→ What is asked:
From the listing below, work out how many lines contain "color". Reply with that number only.

→ Records from a collection of figures:
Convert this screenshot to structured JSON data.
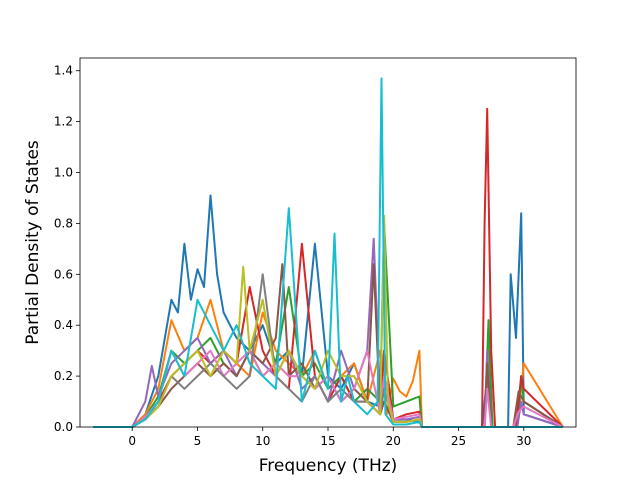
{
  "chart_data": {
    "type": "line",
    "title": "",
    "xlabel": "Frequency (THz)",
    "ylabel": "Partial Density of States",
    "xlim": [
      -4,
      34
    ],
    "ylim": [
      0,
      1.45
    ],
    "xticks": [
      0,
      5,
      10,
      15,
      20,
      25,
      30
    ],
    "yticks": [
      0.0,
      0.2,
      0.4,
      0.6,
      0.8,
      1.0,
      1.2,
      1.4
    ],
    "ytick_labels": [
      "0.0",
      "0.2",
      "0.4",
      "0.6",
      "0.8",
      "1.0",
      "1.2",
      "1.4"
    ],
    "grid": false,
    "legend": "none",
    "series": [
      {
        "color": "#1f77b4",
        "x": [
          -3,
          0,
          1,
          2,
          3,
          3.5,
          4,
          4.5,
          5,
          5.5,
          6,
          6.5,
          7,
          8,
          9,
          10,
          11,
          12,
          13,
          14,
          15,
          16,
          17,
          18,
          19,
          19.3,
          20,
          21,
          22,
          22.2,
          26.8,
          27.2,
          27.6,
          28.8,
          29,
          29.4,
          29.8,
          30,
          33
        ],
        "y": [
          0,
          0,
          0.05,
          0.2,
          0.5,
          0.45,
          0.72,
          0.5,
          0.62,
          0.55,
          0.91,
          0.6,
          0.45,
          0.35,
          0.3,
          0.4,
          0.25,
          0.3,
          0.2,
          0.72,
          0.2,
          0.15,
          0.25,
          0.1,
          0.08,
          0.3,
          0.03,
          0.03,
          0.02,
          0,
          0,
          0.2,
          0,
          0,
          0.6,
          0.35,
          0.84,
          0.05,
          0
        ]
      },
      {
        "color": "#ff7f0e",
        "x": [
          -3,
          0,
          1,
          2,
          3,
          4,
          5,
          6,
          7,
          8,
          9,
          10,
          11,
          12,
          13,
          14,
          15,
          16,
          17,
          18,
          19,
          19.5,
          20,
          20.5,
          21,
          21.5,
          22,
          22.2,
          27,
          27.3,
          27.6,
          29.5,
          30,
          33
        ],
        "y": [
          0,
          0,
          0.05,
          0.15,
          0.42,
          0.3,
          0.35,
          0.5,
          0.3,
          0.25,
          0.2,
          0.45,
          0.3,
          0.25,
          0.2,
          0.3,
          0.15,
          0.2,
          0.25,
          0.1,
          0.3,
          0.05,
          0.19,
          0.14,
          0.12,
          0.18,
          0.3,
          0,
          0,
          0.3,
          0,
          0,
          0.25,
          0
        ]
      },
      {
        "color": "#2ca02c",
        "x": [
          -3,
          0,
          1,
          2,
          3,
          4,
          5,
          6,
          7,
          8,
          9,
          10,
          11,
          12,
          13,
          14,
          15,
          16,
          17,
          18,
          19,
          19.3,
          20,
          21,
          22,
          22.2,
          27,
          27.3,
          27.6,
          29.5,
          29.8,
          30,
          33
        ],
        "y": [
          0,
          0,
          0.04,
          0.12,
          0.3,
          0.25,
          0.3,
          0.35,
          0.25,
          0.2,
          0.3,
          0.2,
          0.25,
          0.55,
          0.2,
          0.25,
          0.15,
          0.2,
          0.1,
          0.15,
          0.1,
          0.8,
          0.08,
          0.1,
          0.12,
          0,
          0,
          0.42,
          0,
          0,
          0.2,
          0.1,
          0
        ]
      },
      {
        "color": "#d62728",
        "x": [
          -3,
          0,
          1,
          2,
          3,
          4,
          5,
          6,
          7,
          8,
          9,
          10,
          11,
          12,
          13,
          14,
          15,
          16,
          17,
          18,
          19,
          19.3,
          20,
          21,
          22,
          22.2,
          26.8,
          27,
          27.2,
          27.5,
          27.8,
          29.4,
          29.8,
          30,
          33
        ],
        "y": [
          0,
          0,
          0.03,
          0.1,
          0.2,
          0.25,
          0.3,
          0.25,
          0.3,
          0.25,
          0.55,
          0.3,
          0.2,
          0.15,
          0.72,
          0.2,
          0.1,
          0.2,
          0.1,
          0.1,
          0.05,
          0.3,
          0.03,
          0.05,
          0.06,
          0,
          0,
          0.8,
          1.25,
          0.3,
          0,
          0,
          0.2,
          0.15,
          0
        ]
      },
      {
        "color": "#9467bd",
        "x": [
          -3,
          0,
          1,
          1.5,
          2,
          3,
          4,
          5,
          6,
          7,
          8,
          9,
          10,
          11,
          12,
          13,
          14,
          15,
          16,
          17,
          18,
          18.5,
          19,
          19.3,
          20,
          21,
          22,
          22.2,
          27,
          27.2,
          27.5,
          29.5,
          29.8,
          30,
          33
        ],
        "y": [
          0,
          0,
          0.1,
          0.24,
          0.12,
          0.25,
          0.3,
          0.35,
          0.25,
          0.3,
          0.2,
          0.3,
          0.25,
          0.2,
          0.3,
          0.15,
          0.2,
          0.1,
          0.3,
          0.15,
          0.3,
          0.74,
          0.1,
          0.2,
          0.03,
          0.03,
          0.04,
          0,
          0,
          0.3,
          0,
          0,
          0.1,
          0.05,
          0
        ]
      },
      {
        "color": "#8c564b",
        "x": [
          -3,
          0,
          1,
          2,
          3,
          4,
          5,
          6,
          7,
          8,
          9,
          10,
          11,
          11.5,
          12,
          13,
          14,
          15,
          16,
          17,
          18,
          18.5,
          19,
          19.3,
          20,
          21,
          22,
          22.2,
          27,
          27.2,
          27.5,
          29.2,
          29.6,
          30,
          33
        ],
        "y": [
          0,
          0,
          0.03,
          0.08,
          0.15,
          0.2,
          0.25,
          0.2,
          0.25,
          0.2,
          0.3,
          0.25,
          0.35,
          0.64,
          0.2,
          0.25,
          0.15,
          0.2,
          0.1,
          0.15,
          0.1,
          0.64,
          0.05,
          0.1,
          0.02,
          0.02,
          0.03,
          0,
          0,
          0.25,
          0,
          0,
          0.14,
          0.1,
          0
        ]
      },
      {
        "color": "#e377c2",
        "x": [
          -3,
          0,
          1,
          2,
          3,
          4,
          5,
          6,
          7,
          8,
          9,
          10,
          11,
          12,
          13,
          14,
          15,
          16,
          17,
          18,
          19,
          19.3,
          20,
          21,
          22,
          22.2,
          27,
          27.2,
          27.5,
          29.2,
          29.6,
          30,
          33
        ],
        "y": [
          0,
          0,
          0.04,
          0.1,
          0.3,
          0.2,
          0.25,
          0.3,
          0.2,
          0.25,
          0.3,
          0.2,
          0.25,
          0.2,
          0.2,
          0.15,
          0.2,
          0.1,
          0.15,
          0.3,
          0.05,
          0.2,
          0.03,
          0.04,
          0.05,
          0,
          0,
          0.15,
          0,
          0,
          0.06,
          0.08,
          0
        ]
      },
      {
        "color": "#7f7f7f",
        "x": [
          -3,
          0,
          1,
          2,
          3,
          4,
          5,
          6,
          7,
          8,
          9,
          10,
          11,
          12,
          13,
          14,
          15,
          16,
          17,
          18,
          19,
          19.3,
          20,
          21,
          22,
          22.2,
          33
        ],
        "y": [
          0,
          0,
          0.03,
          0.08,
          0.2,
          0.15,
          0.2,
          0.25,
          0.2,
          0.15,
          0.2,
          0.6,
          0.2,
          0.15,
          0.1,
          0.2,
          0.1,
          0.15,
          0.1,
          0.1,
          0.05,
          0.15,
          0.02,
          0.02,
          0.03,
          0,
          0
        ]
      },
      {
        "color": "#bcbd22",
        "x": [
          -3,
          0,
          1,
          2,
          3,
          4,
          5,
          6,
          7,
          8,
          8.5,
          9,
          10,
          11,
          12,
          13,
          14,
          15,
          16,
          17,
          18,
          19,
          19.3,
          19.6,
          20,
          21,
          22,
          22.2,
          33
        ],
        "y": [
          0,
          0,
          0.03,
          0.08,
          0.2,
          0.25,
          0.3,
          0.2,
          0.3,
          0.25,
          0.63,
          0.3,
          0.5,
          0.2,
          0.3,
          0.2,
          0.15,
          0.3,
          0.2,
          0.2,
          0.1,
          0.05,
          0.83,
          0.1,
          0.02,
          0.02,
          0.03,
          0,
          0
        ]
      },
      {
        "color": "#17becf",
        "x": [
          -3,
          0,
          1,
          2,
          3,
          4,
          5,
          6,
          7,
          8,
          9,
          10,
          11,
          12,
          13,
          14,
          15,
          15.5,
          16,
          16.5,
          17,
          18,
          18.8,
          19.1,
          19.4,
          20,
          21,
          22,
          22.2,
          33
        ],
        "y": [
          0,
          0,
          0.03,
          0.1,
          0.3,
          0.2,
          0.5,
          0.4,
          0.3,
          0.4,
          0.25,
          0.2,
          0.15,
          0.86,
          0.1,
          0.3,
          0.15,
          0.76,
          0.1,
          0.2,
          0.1,
          0.05,
          0.1,
          1.37,
          0.05,
          0.01,
          0.01,
          0.02,
          0,
          0
        ]
      }
    ]
  }
}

→ Reply:
10